Prompt:
Write out each line word for word. Drop pictures.

Dataset records:
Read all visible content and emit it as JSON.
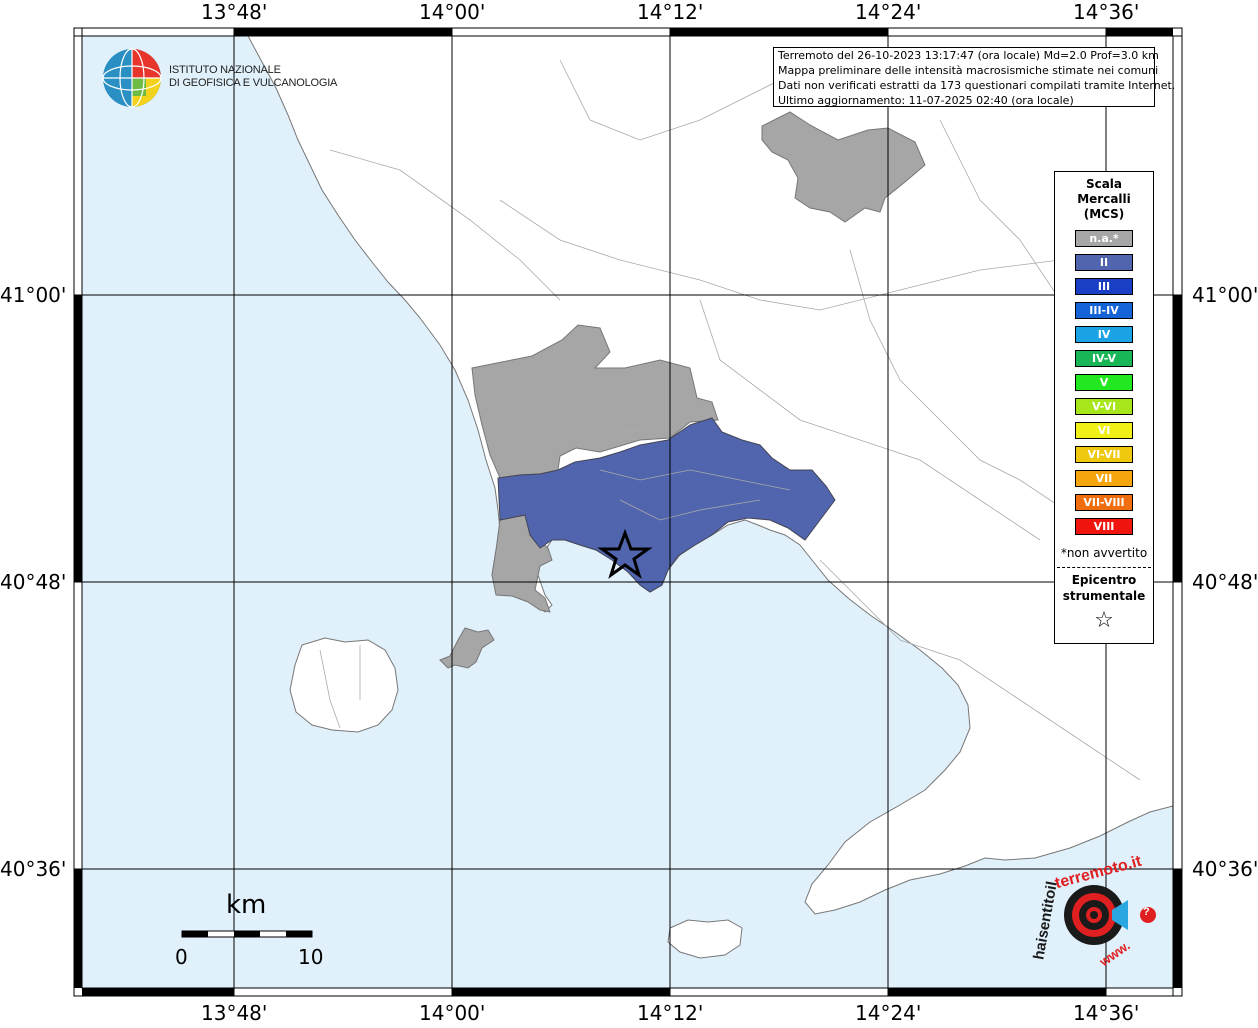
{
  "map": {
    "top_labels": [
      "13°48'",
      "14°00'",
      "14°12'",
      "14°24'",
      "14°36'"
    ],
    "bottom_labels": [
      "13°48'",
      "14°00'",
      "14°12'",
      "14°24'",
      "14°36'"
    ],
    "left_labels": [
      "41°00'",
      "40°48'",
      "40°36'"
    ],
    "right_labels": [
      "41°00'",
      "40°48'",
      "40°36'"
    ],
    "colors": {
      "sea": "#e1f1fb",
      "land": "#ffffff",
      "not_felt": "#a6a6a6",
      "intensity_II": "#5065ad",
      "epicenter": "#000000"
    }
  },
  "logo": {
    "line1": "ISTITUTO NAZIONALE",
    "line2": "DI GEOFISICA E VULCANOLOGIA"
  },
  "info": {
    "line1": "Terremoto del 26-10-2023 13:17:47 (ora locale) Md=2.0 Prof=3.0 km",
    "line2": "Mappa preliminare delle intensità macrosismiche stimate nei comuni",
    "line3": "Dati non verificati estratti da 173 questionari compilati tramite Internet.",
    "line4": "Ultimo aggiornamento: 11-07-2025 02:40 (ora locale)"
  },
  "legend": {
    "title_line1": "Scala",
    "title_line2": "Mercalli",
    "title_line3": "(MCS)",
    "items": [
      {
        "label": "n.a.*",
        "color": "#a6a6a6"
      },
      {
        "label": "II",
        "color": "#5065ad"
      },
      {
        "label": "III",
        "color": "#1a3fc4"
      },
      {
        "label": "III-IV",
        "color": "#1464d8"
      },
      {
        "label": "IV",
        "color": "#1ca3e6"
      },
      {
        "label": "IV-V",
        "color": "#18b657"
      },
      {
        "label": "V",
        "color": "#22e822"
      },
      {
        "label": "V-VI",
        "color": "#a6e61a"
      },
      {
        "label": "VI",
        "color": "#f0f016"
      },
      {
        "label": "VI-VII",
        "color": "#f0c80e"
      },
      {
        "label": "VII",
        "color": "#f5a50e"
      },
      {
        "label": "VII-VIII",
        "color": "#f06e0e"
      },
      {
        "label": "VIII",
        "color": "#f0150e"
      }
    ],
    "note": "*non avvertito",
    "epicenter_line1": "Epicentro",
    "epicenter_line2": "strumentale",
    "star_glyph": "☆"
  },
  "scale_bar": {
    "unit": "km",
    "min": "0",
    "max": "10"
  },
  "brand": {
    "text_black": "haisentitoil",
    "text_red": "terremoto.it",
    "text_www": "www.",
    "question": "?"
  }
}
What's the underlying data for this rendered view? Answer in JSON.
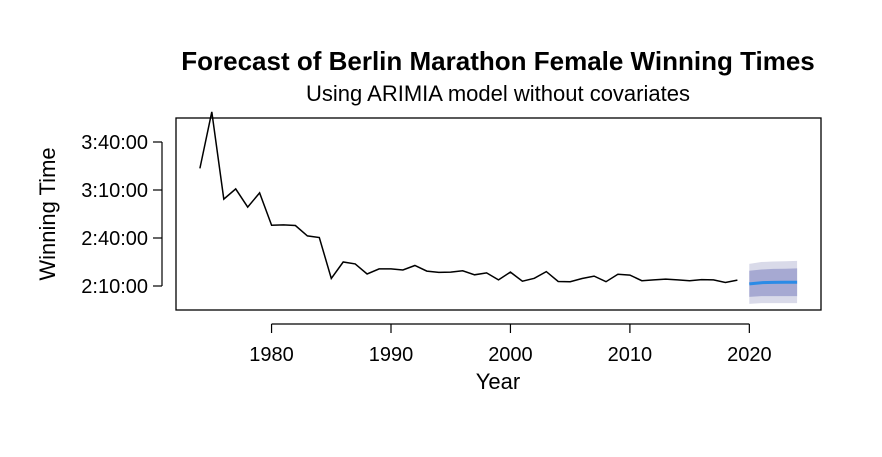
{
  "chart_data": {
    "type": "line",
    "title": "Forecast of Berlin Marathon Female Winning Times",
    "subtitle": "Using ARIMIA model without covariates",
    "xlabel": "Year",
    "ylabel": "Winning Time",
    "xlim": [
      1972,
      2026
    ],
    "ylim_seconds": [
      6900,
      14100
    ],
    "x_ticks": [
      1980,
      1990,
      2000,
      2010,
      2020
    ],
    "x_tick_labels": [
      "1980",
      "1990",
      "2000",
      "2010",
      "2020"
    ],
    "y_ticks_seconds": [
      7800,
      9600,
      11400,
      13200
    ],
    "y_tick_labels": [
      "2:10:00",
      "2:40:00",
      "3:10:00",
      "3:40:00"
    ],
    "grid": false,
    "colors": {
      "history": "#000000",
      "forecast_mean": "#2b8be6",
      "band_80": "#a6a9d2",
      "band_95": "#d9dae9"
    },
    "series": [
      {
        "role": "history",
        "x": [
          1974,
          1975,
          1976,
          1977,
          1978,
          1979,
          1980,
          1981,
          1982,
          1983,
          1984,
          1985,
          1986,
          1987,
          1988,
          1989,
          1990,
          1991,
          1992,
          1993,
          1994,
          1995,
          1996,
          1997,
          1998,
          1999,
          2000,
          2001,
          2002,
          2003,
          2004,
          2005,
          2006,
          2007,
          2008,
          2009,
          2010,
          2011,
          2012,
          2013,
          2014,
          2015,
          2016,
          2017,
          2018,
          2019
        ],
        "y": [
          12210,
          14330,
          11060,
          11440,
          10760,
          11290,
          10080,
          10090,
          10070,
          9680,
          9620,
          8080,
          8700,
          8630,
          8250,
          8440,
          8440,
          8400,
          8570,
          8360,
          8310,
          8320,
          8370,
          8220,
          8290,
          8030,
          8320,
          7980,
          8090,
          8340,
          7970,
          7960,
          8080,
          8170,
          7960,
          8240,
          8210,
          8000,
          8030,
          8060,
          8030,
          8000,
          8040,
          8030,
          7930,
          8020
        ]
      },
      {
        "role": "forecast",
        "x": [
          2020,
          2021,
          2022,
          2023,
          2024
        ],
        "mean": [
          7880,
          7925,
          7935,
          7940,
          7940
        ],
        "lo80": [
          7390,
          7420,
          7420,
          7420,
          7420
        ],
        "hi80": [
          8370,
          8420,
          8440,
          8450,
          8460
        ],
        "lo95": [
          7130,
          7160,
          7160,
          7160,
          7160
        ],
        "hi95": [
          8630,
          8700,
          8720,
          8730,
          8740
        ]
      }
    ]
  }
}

Response to the task:
Read all visible content and emit it as JSON.
{
  "map": {
    "top_labels": [
      "13°48'",
      "14°00'",
      "14°12'",
      "14°24'",
      "14°36'"
    ],
    "bottom_labels": [
      "13°48'",
      "14°00'",
      "14°12'",
      "14°24'",
      "14°36'"
    ],
    "left_labels": [
      "41°00'",
      "40°48'",
      "40°36'"
    ],
    "right_labels": [
      "41°00'",
      "40°48'",
      "40°36'"
    ],
    "colors": {
      "sea": "#e1f1fb",
      "land": "#ffffff",
      "not_felt": "#a6a6a6",
      "intensity_II": "#5065ad",
      "epicenter": "#000000"
    }
  },
  "logo": {
    "line1": "ISTITUTO NAZIONALE",
    "line2": "DI GEOFISICA E VULCANOLOGIA"
  },
  "info": {
    "line1": "Terremoto del 26-10-2023 13:17:47 (ora locale) Md=2.0 Prof=3.0 km",
    "line2": "Mappa preliminare delle intensità macrosismiche stimate nei comuni",
    "line3": "Dati non verificati estratti da 173 questionari compilati tramite Internet.",
    "line4": "Ultimo aggiornamento: 11-07-2025 02:40 (ora locale)"
  },
  "legend": {
    "title_line1": "Scala",
    "title_line2": "Mercalli",
    "title_line3": "(MCS)",
    "items": [
      {
        "label": "n.a.*",
        "color": "#a6a6a6"
      },
      {
        "label": "II",
        "color": "#5065ad"
      },
      {
        "label": "III",
        "color": "#1a3fc4"
      },
      {
        "label": "III-IV",
        "color": "#1464d8"
      },
      {
        "label": "IV",
        "color": "#1ca3e6"
      },
      {
        "label": "IV-V",
        "color": "#18b657"
      },
      {
        "label": "V",
        "color": "#22e822"
      },
      {
        "label": "V-VI",
        "color": "#a6e61a"
      },
      {
        "label": "VI",
        "color": "#f0f016"
      },
      {
        "label": "VI-VII",
        "color": "#f0c80e"
      },
      {
        "label": "VII",
        "color": "#f5a50e"
      },
      {
        "label": "VII-VIII",
        "color": "#f06e0e"
      },
      {
        "label": "VIII",
        "color": "#f0150e"
      }
    ],
    "note": "*non avvertito",
    "epicenter_line1": "Epicentro",
    "epicenter_line2": "strumentale",
    "star_glyph": "☆"
  },
  "scale_bar": {
    "unit": "km",
    "min": "0",
    "max": "10"
  },
  "brand": {
    "text_black": "haisentitoil",
    "text_red": "terremoto.it",
    "text_www": "www.",
    "question": "?"
  }
}
What's the underlying data for this rendered view? Answer in JSON.
{
  "chart_data": {
    "type": "line",
    "title": "Forecast of Berlin Marathon Female Winning Times",
    "subtitle": "Using ARIMIA model without covariates",
    "xlabel": "Year",
    "ylabel": "Winning Time",
    "xlim": [
      1972,
      2026
    ],
    "ylim_seconds": [
      6900,
      14100
    ],
    "x_ticks": [
      1980,
      1990,
      2000,
      2010,
      2020
    ],
    "x_tick_labels": [
      "1980",
      "1990",
      "2000",
      "2010",
      "2020"
    ],
    "y_ticks_seconds": [
      7800,
      9600,
      11400,
      13200
    ],
    "y_tick_labels": [
      "2:10:00",
      "2:40:00",
      "3:10:00",
      "3:40:00"
    ],
    "grid": false,
    "colors": {
      "history": "#000000",
      "forecast_mean": "#2b8be6",
      "band_80": "#a6a9d2",
      "band_95": "#d9dae9"
    },
    "series": [
      {
        "role": "history",
        "x": [
          1974,
          1975,
          1976,
          1977,
          1978,
          1979,
          1980,
          1981,
          1982,
          1983,
          1984,
          1985,
          1986,
          1987,
          1988,
          1989,
          1990,
          1991,
          1992,
          1993,
          1994,
          1995,
          1996,
          1997,
          1998,
          1999,
          2000,
          2001,
          2002,
          2003,
          2004,
          2005,
          2006,
          2007,
          2008,
          2009,
          2010,
          2011,
          2012,
          2013,
          2014,
          2015,
          2016,
          2017,
          2018,
          2019
        ],
        "y": [
          12210,
          14330,
          11060,
          11440,
          10760,
          11290,
          10080,
          10090,
          10070,
          9680,
          9620,
          8080,
          8700,
          8630,
          8250,
          8440,
          8440,
          8400,
          8570,
          8360,
          8310,
          8320,
          8370,
          8220,
          8290,
          8030,
          8320,
          7980,
          8090,
          8340,
          7970,
          7960,
          8080,
          8170,
          7960,
          8240,
          8210,
          8000,
          8030,
          8060,
          8030,
          8000,
          8040,
          8030,
          7930,
          8020
        ]
      },
      {
        "role": "forecast",
        "x": [
          2020,
          2021,
          2022,
          2023,
          2024
        ],
        "mean": [
          7880,
          7925,
          7935,
          7940,
          7940
        ],
        "lo80": [
          7390,
          7420,
          7420,
          7420,
          7420
        ],
        "hi80": [
          8370,
          8420,
          8440,
          8450,
          8460
        ],
        "lo95": [
          7130,
          7160,
          7160,
          7160,
          7160
        ],
        "hi95": [
          8630,
          8700,
          8720,
          8730,
          8740
        ]
      }
    ]
  }
}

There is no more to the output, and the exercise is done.